[Exercise brief] Find every line of the listing below where "title" appears, and copy it.

[Record excerpts]
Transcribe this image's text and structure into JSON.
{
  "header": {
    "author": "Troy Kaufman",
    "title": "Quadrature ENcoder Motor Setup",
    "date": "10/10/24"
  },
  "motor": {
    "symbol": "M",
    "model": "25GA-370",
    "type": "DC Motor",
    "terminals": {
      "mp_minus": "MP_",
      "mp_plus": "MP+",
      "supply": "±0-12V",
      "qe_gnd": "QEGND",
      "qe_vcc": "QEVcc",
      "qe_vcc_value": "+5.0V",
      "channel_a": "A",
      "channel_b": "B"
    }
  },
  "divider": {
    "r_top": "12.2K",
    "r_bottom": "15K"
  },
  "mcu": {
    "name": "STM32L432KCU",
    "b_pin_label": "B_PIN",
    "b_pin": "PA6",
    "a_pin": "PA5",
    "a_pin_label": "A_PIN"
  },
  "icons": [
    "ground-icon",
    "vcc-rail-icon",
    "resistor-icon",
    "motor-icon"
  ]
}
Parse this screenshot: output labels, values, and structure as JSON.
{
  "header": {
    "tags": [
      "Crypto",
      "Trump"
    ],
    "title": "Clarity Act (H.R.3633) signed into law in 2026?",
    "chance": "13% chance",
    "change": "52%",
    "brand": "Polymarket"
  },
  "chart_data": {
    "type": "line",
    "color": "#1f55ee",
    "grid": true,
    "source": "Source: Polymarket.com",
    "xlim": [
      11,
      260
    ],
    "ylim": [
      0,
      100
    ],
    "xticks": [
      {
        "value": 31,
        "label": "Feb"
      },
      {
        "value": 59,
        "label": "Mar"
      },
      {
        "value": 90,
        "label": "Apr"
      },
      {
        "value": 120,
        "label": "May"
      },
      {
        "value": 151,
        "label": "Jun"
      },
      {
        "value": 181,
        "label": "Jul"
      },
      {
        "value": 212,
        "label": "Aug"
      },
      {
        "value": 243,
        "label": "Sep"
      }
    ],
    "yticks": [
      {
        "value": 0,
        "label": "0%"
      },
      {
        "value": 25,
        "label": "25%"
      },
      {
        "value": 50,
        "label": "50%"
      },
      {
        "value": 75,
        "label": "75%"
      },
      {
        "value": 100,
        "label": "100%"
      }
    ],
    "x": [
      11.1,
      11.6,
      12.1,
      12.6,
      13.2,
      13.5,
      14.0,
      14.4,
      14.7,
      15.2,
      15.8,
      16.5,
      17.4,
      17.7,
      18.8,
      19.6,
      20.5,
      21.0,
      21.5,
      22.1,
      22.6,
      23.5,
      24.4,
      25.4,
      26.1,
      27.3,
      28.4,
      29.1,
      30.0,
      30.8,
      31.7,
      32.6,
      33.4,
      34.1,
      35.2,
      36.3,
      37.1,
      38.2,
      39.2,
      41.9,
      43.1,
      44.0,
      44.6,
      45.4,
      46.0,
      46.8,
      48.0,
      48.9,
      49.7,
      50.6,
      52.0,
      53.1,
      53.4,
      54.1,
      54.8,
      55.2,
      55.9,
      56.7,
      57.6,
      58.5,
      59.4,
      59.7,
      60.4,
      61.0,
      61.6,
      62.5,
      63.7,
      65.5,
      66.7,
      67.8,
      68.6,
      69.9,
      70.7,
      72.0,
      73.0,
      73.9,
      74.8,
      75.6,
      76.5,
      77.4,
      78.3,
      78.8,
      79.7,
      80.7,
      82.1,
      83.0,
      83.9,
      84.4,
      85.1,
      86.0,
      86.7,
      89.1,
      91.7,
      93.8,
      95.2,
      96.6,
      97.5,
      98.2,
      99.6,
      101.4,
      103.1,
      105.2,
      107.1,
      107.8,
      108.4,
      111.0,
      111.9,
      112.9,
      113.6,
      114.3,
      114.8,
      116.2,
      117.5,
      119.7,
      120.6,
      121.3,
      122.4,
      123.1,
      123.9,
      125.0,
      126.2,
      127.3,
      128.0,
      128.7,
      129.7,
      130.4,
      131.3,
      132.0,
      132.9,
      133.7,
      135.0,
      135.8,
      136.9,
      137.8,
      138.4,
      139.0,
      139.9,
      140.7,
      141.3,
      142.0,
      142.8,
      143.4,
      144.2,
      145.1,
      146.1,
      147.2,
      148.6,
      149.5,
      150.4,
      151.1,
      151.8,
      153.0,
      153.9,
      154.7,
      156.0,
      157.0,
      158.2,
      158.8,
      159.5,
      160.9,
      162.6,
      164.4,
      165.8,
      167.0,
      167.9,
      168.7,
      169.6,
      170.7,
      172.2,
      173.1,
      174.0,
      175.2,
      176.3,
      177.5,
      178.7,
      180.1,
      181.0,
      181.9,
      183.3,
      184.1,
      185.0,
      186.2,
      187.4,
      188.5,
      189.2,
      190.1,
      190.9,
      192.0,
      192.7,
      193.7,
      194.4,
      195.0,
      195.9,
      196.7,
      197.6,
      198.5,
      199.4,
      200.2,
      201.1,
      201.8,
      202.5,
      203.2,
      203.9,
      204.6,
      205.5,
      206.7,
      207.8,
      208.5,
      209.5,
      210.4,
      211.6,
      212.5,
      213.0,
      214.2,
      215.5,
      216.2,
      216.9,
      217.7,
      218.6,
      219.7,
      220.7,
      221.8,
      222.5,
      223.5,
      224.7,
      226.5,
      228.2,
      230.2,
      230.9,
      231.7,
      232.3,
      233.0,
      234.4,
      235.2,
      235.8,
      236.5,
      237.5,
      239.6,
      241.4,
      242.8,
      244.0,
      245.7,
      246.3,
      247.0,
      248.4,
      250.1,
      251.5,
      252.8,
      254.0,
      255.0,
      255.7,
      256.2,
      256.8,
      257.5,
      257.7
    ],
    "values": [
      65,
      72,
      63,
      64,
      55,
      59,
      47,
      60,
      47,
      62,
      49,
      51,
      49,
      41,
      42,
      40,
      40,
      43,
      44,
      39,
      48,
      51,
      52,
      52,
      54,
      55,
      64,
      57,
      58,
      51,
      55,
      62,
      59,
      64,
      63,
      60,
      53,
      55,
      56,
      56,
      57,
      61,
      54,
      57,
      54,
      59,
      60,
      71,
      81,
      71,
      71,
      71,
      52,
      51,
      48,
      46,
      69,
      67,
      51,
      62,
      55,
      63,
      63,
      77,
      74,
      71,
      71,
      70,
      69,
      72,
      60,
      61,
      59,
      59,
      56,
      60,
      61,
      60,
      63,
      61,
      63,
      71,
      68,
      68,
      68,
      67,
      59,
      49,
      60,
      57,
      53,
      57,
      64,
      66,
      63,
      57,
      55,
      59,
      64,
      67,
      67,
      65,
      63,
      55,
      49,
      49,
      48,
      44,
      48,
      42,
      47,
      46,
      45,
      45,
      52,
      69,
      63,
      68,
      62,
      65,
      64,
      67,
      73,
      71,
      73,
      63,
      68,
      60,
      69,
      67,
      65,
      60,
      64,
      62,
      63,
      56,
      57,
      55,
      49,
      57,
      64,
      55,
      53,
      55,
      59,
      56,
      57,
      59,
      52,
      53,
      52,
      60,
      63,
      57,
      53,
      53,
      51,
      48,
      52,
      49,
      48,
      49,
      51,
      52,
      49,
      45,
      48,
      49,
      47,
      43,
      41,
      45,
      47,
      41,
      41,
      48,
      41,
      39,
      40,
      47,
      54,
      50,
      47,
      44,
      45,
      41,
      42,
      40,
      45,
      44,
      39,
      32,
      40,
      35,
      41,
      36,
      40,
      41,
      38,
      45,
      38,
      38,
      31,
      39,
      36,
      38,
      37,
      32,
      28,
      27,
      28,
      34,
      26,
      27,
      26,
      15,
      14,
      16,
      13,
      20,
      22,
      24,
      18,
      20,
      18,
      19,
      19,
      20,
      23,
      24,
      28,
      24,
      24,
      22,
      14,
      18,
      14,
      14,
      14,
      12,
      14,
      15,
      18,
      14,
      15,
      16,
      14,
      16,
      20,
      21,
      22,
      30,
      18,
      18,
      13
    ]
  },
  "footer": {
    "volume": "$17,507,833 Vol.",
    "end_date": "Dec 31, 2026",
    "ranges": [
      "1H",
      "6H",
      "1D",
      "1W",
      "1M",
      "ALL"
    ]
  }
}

[Task answer]
    "title": "Quadrature ENcoder Motor Setup",
    "title": "Clarity Act (H.R.3633) signed into law in 2026?",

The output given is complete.